start Materials provided

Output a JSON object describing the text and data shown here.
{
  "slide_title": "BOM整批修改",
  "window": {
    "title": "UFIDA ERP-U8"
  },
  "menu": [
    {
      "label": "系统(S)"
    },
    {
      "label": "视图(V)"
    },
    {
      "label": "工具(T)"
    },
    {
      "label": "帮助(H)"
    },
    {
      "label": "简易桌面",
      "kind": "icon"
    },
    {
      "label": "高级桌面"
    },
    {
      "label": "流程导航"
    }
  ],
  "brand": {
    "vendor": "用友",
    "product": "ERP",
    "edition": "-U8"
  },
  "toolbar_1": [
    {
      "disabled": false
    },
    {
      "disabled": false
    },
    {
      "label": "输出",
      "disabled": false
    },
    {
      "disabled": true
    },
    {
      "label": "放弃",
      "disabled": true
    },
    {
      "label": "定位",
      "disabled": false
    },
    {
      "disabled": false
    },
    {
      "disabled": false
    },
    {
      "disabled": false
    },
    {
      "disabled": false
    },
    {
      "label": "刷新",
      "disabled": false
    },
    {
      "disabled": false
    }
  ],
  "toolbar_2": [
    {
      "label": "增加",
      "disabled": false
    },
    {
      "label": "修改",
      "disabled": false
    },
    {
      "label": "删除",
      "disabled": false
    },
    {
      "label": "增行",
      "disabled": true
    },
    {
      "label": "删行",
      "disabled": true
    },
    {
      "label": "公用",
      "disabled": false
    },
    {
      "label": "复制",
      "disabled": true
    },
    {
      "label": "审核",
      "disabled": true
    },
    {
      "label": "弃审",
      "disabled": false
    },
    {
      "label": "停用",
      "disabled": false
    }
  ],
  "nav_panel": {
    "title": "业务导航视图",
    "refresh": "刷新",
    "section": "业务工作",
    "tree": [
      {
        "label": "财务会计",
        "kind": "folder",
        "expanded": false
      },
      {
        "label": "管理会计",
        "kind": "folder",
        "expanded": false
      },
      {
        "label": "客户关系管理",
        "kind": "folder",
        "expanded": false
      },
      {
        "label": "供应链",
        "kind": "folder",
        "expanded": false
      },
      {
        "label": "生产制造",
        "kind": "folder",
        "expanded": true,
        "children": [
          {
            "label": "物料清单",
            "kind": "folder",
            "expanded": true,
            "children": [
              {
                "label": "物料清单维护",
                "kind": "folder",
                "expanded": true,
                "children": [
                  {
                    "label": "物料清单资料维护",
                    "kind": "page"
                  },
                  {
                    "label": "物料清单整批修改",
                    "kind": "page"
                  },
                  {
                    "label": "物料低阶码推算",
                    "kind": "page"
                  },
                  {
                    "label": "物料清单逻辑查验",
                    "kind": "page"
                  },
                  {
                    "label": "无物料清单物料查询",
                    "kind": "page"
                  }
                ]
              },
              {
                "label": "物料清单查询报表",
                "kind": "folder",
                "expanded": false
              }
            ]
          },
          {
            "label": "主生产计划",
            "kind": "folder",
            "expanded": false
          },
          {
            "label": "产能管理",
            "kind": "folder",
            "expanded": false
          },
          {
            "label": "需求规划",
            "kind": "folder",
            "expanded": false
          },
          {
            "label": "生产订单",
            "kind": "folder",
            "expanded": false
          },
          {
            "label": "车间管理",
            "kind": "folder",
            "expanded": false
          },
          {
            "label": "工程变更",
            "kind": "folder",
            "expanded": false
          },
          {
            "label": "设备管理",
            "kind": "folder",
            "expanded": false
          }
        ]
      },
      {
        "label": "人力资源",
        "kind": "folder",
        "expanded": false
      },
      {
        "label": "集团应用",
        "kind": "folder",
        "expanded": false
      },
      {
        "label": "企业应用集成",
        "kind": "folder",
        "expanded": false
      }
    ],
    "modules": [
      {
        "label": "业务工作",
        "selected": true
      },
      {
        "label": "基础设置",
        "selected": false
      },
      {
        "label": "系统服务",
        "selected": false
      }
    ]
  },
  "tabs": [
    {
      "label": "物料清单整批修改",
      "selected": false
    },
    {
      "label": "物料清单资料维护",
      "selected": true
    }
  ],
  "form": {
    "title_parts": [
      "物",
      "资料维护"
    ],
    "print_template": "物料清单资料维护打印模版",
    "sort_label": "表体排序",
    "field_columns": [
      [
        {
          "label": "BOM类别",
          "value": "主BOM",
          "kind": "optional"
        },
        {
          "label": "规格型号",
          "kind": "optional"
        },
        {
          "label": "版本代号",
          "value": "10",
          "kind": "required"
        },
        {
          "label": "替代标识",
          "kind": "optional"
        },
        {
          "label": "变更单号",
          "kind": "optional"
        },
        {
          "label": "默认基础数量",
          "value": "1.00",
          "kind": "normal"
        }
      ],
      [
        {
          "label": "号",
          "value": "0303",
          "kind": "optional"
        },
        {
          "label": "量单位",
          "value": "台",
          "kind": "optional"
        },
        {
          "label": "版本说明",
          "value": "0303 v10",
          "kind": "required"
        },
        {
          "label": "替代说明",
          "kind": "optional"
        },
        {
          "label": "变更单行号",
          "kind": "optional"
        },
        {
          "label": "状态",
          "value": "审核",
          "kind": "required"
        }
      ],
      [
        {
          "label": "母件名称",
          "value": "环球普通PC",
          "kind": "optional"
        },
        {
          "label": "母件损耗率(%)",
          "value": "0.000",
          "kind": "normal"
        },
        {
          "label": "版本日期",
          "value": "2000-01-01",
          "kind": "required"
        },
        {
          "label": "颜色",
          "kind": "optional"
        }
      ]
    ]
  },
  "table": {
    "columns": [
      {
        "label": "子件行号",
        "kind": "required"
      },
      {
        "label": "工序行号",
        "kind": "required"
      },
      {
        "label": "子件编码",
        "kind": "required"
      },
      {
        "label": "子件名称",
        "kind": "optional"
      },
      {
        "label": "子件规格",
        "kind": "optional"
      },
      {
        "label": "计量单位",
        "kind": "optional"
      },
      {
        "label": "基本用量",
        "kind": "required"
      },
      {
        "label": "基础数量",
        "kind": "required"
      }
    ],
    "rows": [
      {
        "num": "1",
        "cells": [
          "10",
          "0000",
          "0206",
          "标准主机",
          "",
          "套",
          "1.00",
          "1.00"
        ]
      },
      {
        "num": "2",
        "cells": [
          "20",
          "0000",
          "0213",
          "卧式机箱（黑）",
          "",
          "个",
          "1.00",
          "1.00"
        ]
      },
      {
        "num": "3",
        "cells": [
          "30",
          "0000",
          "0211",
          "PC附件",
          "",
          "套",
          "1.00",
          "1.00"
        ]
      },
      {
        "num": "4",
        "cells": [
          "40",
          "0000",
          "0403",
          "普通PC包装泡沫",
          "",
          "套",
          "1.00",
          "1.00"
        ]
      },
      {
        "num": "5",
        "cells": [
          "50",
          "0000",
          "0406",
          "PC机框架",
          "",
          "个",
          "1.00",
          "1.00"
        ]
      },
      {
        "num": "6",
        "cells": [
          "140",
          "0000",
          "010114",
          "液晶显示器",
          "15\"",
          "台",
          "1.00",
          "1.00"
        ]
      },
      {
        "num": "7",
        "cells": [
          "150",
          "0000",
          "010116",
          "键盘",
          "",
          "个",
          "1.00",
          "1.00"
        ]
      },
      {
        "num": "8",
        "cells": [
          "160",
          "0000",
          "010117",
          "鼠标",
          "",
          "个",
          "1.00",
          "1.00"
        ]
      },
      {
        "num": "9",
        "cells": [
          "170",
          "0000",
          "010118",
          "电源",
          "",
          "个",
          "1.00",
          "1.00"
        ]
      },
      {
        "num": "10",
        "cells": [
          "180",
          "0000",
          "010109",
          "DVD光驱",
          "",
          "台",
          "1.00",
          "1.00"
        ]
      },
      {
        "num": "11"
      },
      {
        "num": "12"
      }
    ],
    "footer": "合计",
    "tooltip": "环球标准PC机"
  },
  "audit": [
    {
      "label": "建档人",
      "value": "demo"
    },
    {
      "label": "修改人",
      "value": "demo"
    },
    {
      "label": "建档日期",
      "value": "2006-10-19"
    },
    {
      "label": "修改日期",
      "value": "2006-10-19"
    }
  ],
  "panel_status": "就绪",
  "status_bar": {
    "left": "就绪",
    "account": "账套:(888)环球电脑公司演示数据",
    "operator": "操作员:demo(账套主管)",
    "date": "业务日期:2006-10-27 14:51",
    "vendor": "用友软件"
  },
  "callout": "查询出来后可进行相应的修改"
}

end Materials provided

■ **Work to be completed**
Scan the listing above. Collect all lines with the word "selected".

■ **Solution**
        "selected": true
        "selected": false
        "selected": false
      "selected": false
      "selected": true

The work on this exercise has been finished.